__Work required__
Filter the entries that follow, copying every line in which the word "title" appears.

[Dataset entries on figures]
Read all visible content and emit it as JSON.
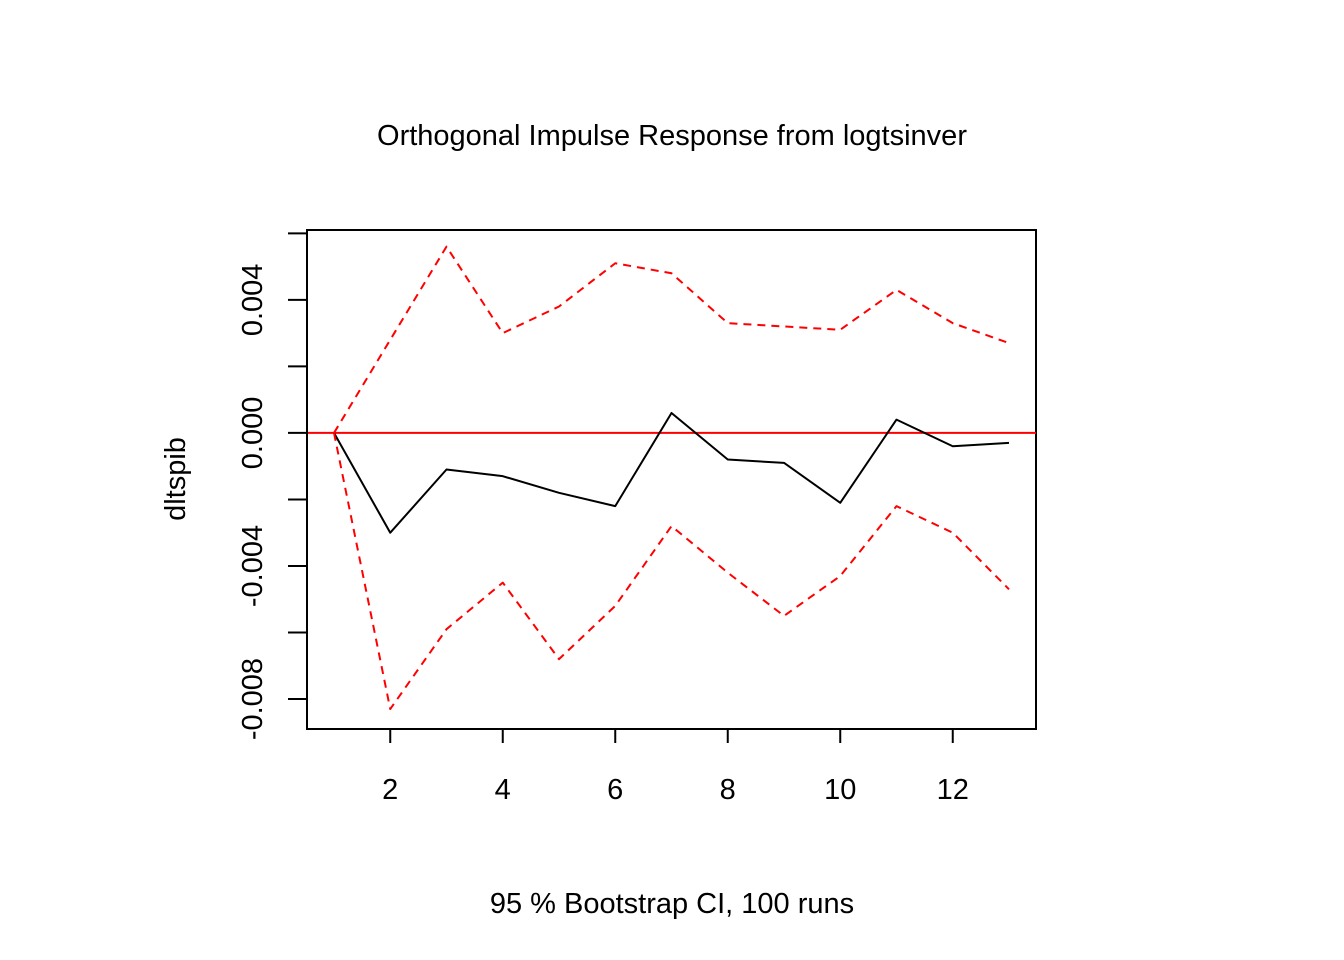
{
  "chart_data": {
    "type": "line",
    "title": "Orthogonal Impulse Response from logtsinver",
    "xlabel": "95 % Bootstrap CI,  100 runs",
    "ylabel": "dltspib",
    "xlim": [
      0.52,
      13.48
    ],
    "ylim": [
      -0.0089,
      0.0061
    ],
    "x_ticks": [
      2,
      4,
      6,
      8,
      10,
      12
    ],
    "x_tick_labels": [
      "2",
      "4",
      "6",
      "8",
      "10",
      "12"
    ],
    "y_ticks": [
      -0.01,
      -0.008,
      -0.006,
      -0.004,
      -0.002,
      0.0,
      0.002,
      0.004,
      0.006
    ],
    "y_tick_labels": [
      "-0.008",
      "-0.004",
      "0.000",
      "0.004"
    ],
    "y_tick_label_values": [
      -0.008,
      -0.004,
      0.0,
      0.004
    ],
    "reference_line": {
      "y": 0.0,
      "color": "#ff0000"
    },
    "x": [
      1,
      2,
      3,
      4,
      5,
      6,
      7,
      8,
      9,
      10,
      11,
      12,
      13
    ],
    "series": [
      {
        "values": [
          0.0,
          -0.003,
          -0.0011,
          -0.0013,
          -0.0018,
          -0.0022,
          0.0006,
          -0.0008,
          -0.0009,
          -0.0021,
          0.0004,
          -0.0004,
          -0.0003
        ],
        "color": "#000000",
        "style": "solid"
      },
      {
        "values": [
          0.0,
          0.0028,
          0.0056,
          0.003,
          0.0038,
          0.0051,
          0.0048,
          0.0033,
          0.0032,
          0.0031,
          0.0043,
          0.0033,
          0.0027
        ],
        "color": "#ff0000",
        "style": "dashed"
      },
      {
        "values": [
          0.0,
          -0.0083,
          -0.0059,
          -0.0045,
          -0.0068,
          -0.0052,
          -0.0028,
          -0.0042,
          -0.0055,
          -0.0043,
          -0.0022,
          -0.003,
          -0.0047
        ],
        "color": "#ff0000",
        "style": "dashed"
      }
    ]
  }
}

---

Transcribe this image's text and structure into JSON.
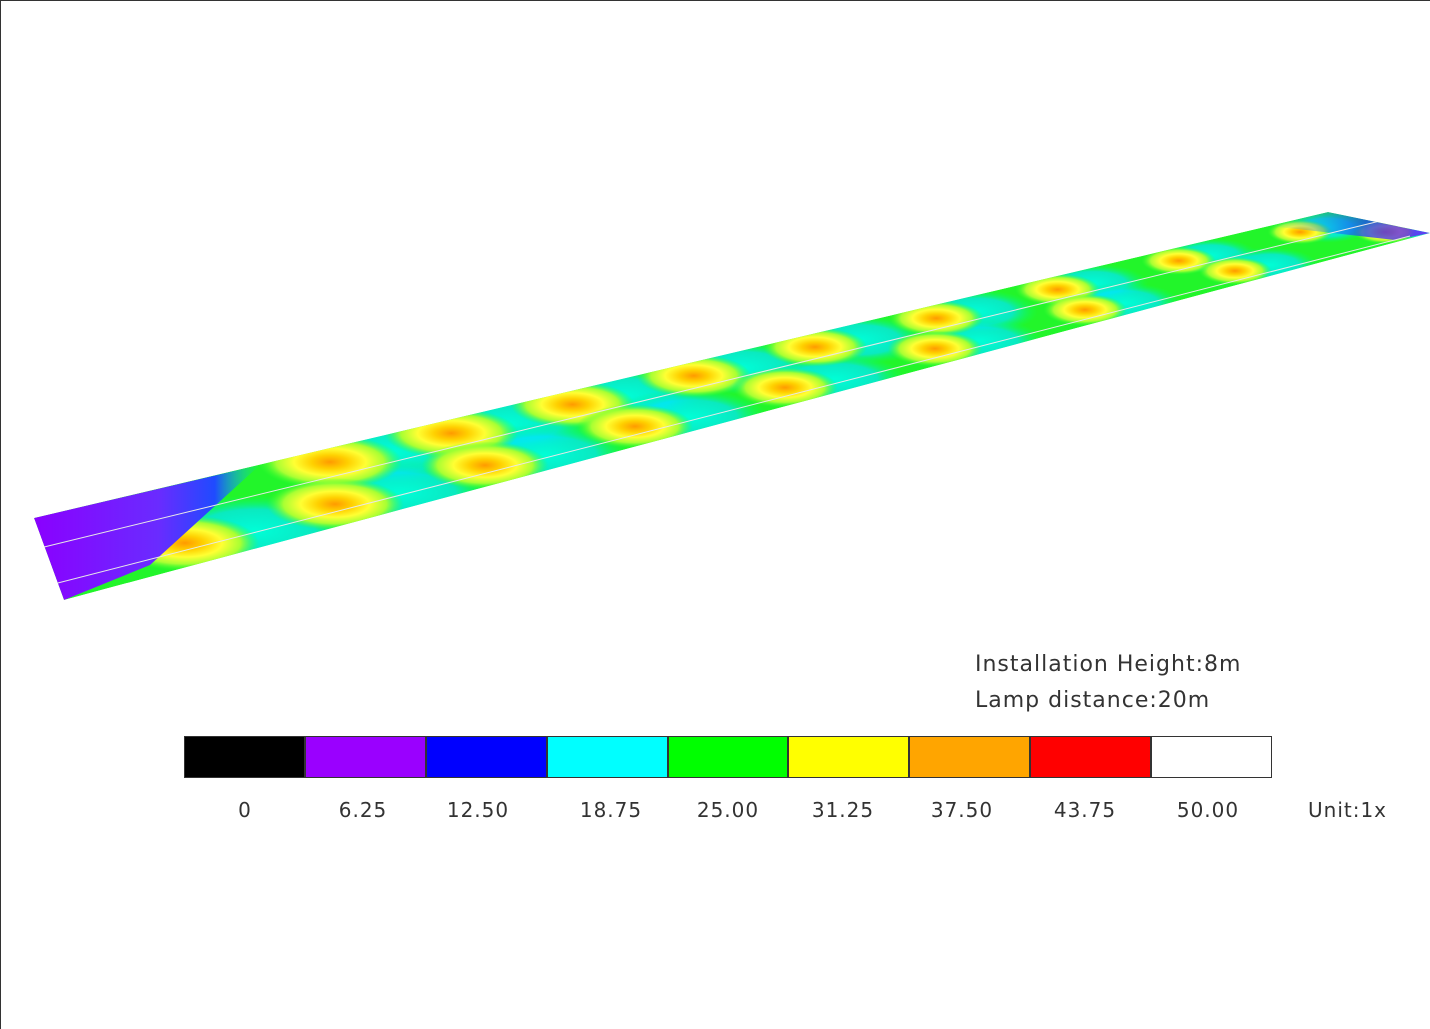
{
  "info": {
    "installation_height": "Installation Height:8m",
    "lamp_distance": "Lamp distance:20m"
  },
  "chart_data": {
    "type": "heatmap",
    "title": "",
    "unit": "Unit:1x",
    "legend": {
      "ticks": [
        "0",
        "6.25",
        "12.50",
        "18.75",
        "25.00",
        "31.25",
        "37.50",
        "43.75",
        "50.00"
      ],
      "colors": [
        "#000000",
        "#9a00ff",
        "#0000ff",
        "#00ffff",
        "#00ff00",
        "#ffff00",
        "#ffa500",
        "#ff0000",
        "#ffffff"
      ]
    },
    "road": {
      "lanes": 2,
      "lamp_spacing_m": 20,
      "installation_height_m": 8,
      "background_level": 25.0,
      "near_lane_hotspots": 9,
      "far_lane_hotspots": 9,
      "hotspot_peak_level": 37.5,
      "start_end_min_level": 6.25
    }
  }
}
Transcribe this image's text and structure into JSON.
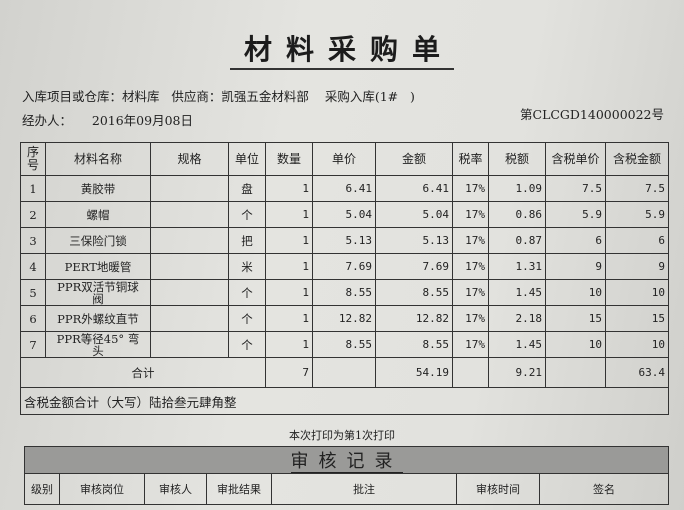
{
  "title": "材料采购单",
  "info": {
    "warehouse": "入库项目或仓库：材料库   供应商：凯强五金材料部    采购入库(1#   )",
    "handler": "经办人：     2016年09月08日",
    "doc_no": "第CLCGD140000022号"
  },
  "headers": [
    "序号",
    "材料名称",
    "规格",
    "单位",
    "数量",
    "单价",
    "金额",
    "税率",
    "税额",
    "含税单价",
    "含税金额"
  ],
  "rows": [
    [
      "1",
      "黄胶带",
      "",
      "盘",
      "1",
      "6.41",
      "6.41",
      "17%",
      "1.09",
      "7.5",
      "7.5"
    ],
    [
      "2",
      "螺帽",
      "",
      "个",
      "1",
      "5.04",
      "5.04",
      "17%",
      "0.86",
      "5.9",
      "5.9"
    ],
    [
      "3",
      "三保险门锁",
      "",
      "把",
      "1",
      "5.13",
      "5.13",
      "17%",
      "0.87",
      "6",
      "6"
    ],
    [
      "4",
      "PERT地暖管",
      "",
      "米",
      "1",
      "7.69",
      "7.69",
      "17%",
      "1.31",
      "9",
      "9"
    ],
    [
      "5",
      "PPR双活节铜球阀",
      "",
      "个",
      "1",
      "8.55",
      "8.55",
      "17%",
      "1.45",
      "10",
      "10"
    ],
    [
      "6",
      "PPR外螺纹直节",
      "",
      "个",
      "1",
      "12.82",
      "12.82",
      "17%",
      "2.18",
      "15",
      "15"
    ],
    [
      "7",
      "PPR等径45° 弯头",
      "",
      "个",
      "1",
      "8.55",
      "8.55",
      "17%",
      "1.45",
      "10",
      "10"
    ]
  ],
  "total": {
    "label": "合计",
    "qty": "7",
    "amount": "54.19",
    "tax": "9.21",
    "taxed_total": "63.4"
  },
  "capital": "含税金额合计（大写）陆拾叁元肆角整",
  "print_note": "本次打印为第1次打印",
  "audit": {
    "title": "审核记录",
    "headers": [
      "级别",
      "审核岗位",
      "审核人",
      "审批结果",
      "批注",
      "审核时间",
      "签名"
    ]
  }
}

__Answer to the problem__
    "title": "Orthogonal Impulse Response from logtsinver",
    "title": "",
  "title": "材料采购单",
    "title": "审核记录",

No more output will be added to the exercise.